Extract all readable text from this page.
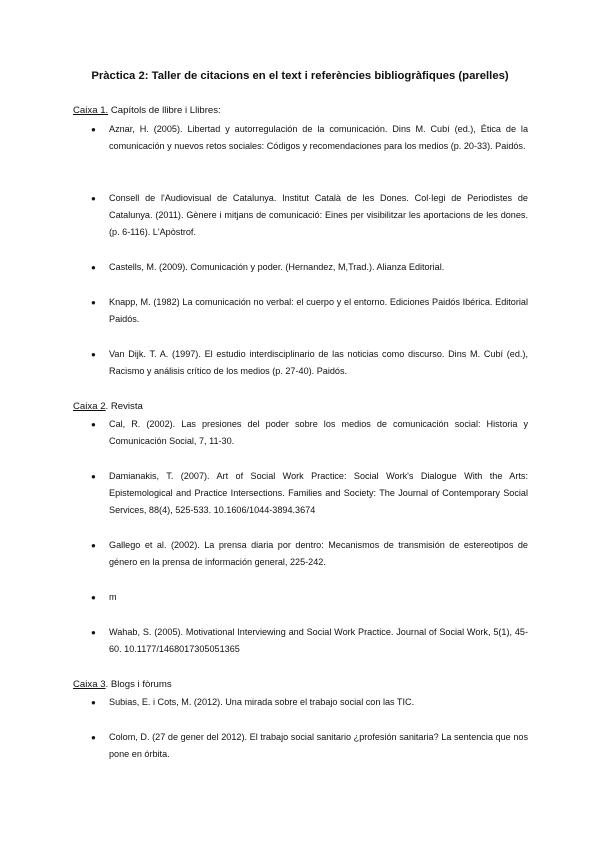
Pràctica 2: Taller de citacions en el text i referències bibliogràfiques (parelles)
Caixa 1. Capítols de llibre i Llibres:
● Aznar, H. (2005). Libertad y autorregulación de la comunicación. Dins M. Cubí (ed.), Ética de la comunicación y nuevos retos sociales: Códigos y recomendaciones para los medios (p. 20-33). Paidós.
● Consell de l'Audiovisual de Catalunya. Institut Català de les Dones. Col·legi de Periodistes de Catalunya. (2011). Gènere i mitjans de comunicació: Eines per visibilitzar les aportacions de les dones. (p. 6-116). L'Apòstrof.
● Castells, M. (2009). Comunicación y poder. (Hernandez, M,Trad.). Alianza Editorial.
● Knapp, M. (1982) La comunicación no verbal: el cuerpo y el entorno. Ediciones Paidós Ibérica. Editorial Paidós.
● Van Dijk. T. A. (1997). El estudio interdisciplinario de las noticias como discurso. Dins M. Cubí (ed.), Racismo y análisis crítico de los medios (p. 27-40). Paidós.
Caixa 2. Revista
● Cal, R. (2002). Las presiones del poder sobre los medios de comunicación social: Historia y Comunicación Social, 7, 11-30.
● Damianakis, T. (2007). Art of Social Work Practice: Social Work's Dialogue With the Arts: Epistemological and Practice Intersections. Families and Society: The Journal of Contemporary Social Services, 88(4), 525-533. 10.1606/1044-3894.3674
● Gallego et al. (2002). La prensa diaria por dentro: Mecanismos de transmisión de estereotipos de género en la prensa de información general, 225-242.
● m
● Wahab, S. (2005). Motivational Interviewing and Social Work Practice. Journal of Social Work, 5(1), 45-60. 10.1177/1468017305051365
Caixa 3. Blogs i fòrums
● Subias, E. i Cots, M. (2012). Una mirada sobre el trabajo social con las TIC.
● Colom, D. (27 de gener del 2012). El trabajo social sanitario ¿profesión sanitaria? La sentencia que nos pone en órbita.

__Directive__: From the listing above, print every entry precisely and drop the pictures.

__Result for this task__:
Extract all readable text from this page.
Pràctica 2: Taller de citacions en el text i referències bibliogràfiques (parelles)
Caixa 1. Capítols de llibre i Llibres:
● Aznar, H. (2005). Libertad y autorregulación de la comunicación. Dins M. Cubí (ed.), Ética de la comunicación y nuevos retos sociales: Códigos y recomendaciones para los medios (p. 20-33). Paidós.
● Consell de l'Audiovisual de Catalunya. Institut Català de les Dones. Col·legi de Periodistes de Catalunya. (2011). Gènere i mitjans de comunicació: Eines per visibilitzar les aportacions de les dones. (p. 6-116). L'Apòstrof.
● Castells, M. (2009). Comunicación y poder. (Hernandez, M,Trad.). Alianza Editorial.
● Knapp, M. (1982) La comunicación no verbal: el cuerpo y el entorno. Ediciones Paidós Ibérica. Editorial Paidós.
● Van Dijk. T. A. (1997). El estudio interdisciplinario de las noticias como discurso. Dins M. Cubí (ed.), Racismo y análisis crítico de los medios (p. 27-40). Paidós.
Caixa 2. Revista
● Cal, R. (2002). Las presiones del poder sobre los medios de comunicación social: Historia y Comunicación Social, 7, 11-30.
● Damianakis, T. (2007). Art of Social Work Practice: Social Work's Dialogue With the Arts: Epistemological and Practice Intersections. Families and Society: The Journal of Contemporary Social Services, 88(4), 525-533. 10.1606/1044-3894.3674
● Gallego et al. (2002). La prensa diaria por dentro: Mecanismos de transmisión de estereotipos de género en la prensa de información general, 225-242.
● m
● Wahab, S. (2005). Motivational Interviewing and Social Work Practice. Journal of Social Work, 5(1), 45-60. 10.1177/1468017305051365
Caixa 3. Blogs i fòrums
● Subias, E. i Cots, M. (2012). Una mirada sobre el trabajo social con las TIC.
● Colom, D. (27 de gener del 2012). El trabajo social sanitario ¿profesión sanitaria? La sentencia que nos pone en órbita.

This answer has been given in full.